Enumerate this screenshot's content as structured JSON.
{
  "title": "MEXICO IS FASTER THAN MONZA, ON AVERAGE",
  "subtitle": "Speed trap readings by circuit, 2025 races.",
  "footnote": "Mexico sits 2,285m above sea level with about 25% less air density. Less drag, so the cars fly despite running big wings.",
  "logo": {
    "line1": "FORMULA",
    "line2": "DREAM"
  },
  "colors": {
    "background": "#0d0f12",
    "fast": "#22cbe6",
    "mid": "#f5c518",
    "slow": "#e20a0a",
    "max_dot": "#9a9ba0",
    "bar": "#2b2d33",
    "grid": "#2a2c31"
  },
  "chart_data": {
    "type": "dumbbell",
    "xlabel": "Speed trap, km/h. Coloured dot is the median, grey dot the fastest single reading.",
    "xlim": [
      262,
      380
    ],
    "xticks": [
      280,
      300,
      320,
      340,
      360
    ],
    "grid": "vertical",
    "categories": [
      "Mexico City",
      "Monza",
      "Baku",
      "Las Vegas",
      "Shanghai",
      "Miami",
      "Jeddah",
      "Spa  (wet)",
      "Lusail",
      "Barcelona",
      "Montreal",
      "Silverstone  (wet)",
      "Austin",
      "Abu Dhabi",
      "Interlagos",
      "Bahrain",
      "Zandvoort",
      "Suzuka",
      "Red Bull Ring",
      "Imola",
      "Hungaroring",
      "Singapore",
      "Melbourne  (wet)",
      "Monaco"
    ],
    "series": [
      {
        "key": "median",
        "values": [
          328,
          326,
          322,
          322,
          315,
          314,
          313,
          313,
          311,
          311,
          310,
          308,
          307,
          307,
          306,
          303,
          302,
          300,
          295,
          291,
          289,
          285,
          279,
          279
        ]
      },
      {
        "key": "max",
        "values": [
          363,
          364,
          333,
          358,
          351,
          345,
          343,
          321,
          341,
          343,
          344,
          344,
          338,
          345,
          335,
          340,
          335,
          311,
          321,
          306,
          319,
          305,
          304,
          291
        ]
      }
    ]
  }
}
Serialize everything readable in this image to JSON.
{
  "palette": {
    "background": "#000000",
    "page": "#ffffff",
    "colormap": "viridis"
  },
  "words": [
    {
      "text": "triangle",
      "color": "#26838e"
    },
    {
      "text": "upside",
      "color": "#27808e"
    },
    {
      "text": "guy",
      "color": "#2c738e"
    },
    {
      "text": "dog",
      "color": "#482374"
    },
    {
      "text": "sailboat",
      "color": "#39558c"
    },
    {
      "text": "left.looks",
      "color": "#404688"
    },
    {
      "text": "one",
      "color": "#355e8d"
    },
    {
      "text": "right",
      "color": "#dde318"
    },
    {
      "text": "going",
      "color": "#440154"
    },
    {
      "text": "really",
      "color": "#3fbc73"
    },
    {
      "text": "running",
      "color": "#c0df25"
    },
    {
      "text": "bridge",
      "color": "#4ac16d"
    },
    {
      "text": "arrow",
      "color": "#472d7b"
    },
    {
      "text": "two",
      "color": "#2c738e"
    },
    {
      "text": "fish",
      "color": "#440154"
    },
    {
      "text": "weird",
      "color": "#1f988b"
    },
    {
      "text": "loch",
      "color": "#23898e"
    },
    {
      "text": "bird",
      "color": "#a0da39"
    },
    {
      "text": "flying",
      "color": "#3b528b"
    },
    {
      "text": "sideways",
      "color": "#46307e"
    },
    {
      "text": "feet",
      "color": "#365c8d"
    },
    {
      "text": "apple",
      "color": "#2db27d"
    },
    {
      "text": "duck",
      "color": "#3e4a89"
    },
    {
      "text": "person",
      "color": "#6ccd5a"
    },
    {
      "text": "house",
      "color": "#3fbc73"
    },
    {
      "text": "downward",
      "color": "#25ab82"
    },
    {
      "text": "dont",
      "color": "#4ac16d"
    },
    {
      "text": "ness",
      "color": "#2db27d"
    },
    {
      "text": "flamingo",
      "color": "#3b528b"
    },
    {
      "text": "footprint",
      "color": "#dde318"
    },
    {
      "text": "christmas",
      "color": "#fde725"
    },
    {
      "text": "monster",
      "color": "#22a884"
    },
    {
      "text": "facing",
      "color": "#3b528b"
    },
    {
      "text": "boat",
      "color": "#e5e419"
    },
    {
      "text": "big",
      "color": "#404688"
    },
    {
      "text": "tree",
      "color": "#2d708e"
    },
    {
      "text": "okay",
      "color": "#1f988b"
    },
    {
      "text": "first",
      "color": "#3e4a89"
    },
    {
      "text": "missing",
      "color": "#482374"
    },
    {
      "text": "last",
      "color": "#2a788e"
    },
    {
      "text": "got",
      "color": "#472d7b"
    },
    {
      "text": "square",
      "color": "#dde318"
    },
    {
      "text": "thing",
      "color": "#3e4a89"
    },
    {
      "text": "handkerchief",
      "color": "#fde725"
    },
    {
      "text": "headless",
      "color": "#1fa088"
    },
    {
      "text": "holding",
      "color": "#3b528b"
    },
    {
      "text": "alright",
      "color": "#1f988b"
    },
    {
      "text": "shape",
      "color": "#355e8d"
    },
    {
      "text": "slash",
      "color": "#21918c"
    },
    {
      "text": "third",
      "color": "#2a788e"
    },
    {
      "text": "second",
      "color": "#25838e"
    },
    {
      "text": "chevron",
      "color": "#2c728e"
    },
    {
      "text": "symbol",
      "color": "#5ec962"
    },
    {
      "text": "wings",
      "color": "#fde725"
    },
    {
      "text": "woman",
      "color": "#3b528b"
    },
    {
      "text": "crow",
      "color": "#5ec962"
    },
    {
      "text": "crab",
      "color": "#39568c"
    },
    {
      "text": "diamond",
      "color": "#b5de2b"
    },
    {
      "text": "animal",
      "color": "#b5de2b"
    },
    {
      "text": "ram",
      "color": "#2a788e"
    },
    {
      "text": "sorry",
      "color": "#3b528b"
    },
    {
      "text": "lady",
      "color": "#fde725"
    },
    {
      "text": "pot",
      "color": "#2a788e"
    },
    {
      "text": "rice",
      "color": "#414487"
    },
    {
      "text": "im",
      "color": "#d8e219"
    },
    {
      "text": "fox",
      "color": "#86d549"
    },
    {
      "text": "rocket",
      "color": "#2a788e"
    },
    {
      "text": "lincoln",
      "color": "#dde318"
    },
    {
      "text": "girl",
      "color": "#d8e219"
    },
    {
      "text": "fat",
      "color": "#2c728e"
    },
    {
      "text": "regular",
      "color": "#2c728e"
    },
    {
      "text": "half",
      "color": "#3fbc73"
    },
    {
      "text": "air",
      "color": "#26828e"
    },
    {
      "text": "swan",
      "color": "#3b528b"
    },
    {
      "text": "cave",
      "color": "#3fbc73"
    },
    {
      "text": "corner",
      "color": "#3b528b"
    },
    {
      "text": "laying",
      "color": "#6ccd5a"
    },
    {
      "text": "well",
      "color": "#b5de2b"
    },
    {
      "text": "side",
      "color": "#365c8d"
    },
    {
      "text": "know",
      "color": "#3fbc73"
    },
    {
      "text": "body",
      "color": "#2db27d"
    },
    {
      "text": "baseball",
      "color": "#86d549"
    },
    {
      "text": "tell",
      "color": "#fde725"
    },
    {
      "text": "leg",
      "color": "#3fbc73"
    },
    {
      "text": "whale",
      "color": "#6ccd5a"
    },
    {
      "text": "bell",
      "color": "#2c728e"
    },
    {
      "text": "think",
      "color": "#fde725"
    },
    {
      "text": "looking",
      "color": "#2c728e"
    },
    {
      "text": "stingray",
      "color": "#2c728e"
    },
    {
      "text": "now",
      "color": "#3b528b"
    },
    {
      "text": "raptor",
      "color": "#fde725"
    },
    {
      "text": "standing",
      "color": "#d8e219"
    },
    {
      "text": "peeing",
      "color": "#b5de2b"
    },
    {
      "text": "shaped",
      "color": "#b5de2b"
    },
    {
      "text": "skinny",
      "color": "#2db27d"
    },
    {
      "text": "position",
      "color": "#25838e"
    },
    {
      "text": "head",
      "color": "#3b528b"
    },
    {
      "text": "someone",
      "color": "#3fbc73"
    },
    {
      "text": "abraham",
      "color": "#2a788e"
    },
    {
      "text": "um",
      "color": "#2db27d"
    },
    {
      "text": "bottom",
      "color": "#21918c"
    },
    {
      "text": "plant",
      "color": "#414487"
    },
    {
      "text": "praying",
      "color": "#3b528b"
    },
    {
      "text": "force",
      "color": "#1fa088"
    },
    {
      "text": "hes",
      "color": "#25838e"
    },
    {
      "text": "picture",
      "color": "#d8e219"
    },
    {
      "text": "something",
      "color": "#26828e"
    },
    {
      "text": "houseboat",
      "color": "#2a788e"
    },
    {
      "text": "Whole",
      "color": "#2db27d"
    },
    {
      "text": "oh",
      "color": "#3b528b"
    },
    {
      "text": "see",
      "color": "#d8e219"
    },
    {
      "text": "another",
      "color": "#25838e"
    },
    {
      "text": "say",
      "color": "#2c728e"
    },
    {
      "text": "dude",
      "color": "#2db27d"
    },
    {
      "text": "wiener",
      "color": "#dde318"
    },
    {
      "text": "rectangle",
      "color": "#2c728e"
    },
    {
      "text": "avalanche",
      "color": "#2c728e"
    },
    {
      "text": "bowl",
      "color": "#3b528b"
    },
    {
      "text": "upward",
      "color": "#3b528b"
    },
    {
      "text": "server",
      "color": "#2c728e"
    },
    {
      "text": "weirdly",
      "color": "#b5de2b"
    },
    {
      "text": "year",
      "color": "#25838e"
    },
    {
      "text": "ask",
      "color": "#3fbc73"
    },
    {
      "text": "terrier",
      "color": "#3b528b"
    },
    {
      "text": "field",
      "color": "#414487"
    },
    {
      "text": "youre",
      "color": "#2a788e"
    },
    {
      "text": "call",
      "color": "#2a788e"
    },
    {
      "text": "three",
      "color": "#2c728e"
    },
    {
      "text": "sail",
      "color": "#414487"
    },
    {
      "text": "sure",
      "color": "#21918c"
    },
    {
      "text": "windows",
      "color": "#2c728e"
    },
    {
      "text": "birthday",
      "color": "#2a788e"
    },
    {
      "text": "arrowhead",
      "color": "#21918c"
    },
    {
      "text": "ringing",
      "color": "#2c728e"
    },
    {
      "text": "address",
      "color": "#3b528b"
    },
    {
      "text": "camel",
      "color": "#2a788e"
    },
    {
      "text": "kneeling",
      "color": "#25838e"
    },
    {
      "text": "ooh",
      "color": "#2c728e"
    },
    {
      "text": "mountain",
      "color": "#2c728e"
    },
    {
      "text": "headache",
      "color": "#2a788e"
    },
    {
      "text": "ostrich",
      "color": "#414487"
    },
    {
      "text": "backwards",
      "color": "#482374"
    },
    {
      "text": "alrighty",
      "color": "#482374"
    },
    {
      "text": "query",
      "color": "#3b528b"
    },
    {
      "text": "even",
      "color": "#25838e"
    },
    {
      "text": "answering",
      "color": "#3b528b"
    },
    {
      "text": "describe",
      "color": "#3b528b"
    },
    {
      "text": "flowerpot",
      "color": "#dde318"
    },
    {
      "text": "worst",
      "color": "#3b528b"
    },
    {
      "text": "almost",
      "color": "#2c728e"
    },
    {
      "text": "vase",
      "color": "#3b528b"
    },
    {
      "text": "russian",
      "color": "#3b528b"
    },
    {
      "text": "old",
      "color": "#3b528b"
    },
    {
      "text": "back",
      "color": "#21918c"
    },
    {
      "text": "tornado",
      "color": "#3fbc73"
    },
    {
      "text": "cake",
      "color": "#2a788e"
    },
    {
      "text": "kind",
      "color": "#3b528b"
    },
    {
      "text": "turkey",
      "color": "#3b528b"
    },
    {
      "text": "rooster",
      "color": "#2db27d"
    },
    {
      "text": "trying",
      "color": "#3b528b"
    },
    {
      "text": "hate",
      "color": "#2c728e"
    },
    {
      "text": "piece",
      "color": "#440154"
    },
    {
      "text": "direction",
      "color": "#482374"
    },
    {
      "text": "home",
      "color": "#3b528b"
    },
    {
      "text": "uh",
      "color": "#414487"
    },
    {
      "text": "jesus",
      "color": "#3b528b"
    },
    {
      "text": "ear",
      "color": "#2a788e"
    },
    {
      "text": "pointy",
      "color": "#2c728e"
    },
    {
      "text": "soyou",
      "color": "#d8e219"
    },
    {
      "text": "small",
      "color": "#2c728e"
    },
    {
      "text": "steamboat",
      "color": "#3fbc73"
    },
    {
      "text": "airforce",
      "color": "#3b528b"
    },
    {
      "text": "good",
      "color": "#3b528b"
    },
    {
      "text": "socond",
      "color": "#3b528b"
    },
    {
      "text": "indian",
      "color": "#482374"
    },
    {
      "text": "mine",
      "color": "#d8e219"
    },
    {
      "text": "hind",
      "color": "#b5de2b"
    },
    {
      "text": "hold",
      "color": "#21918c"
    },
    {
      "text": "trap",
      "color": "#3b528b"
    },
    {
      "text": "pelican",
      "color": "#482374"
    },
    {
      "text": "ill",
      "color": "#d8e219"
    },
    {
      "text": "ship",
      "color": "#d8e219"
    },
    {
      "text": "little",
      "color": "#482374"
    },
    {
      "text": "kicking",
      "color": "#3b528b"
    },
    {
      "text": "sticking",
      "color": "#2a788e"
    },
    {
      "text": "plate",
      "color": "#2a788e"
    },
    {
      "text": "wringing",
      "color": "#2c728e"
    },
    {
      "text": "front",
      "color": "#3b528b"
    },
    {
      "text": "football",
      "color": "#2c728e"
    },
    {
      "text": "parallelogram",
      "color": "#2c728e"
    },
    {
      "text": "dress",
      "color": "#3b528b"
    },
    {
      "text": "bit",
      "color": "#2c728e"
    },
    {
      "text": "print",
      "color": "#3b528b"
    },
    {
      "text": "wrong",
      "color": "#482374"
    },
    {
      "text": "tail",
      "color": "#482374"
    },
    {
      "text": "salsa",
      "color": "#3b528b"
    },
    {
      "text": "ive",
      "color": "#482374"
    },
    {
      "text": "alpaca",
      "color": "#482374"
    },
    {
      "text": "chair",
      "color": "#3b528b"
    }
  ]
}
+ + +
§ **What is being asked**:
Look through the data above. Each line containing the word "Speed" needs to be copied.

§ **Task response**:
  "subtitle": "Speed trap readings by circuit, 2025 races.",
    "xlabel": "Speed trap, km/h. Coloured dot is the median, grey dot the fastest single reading.",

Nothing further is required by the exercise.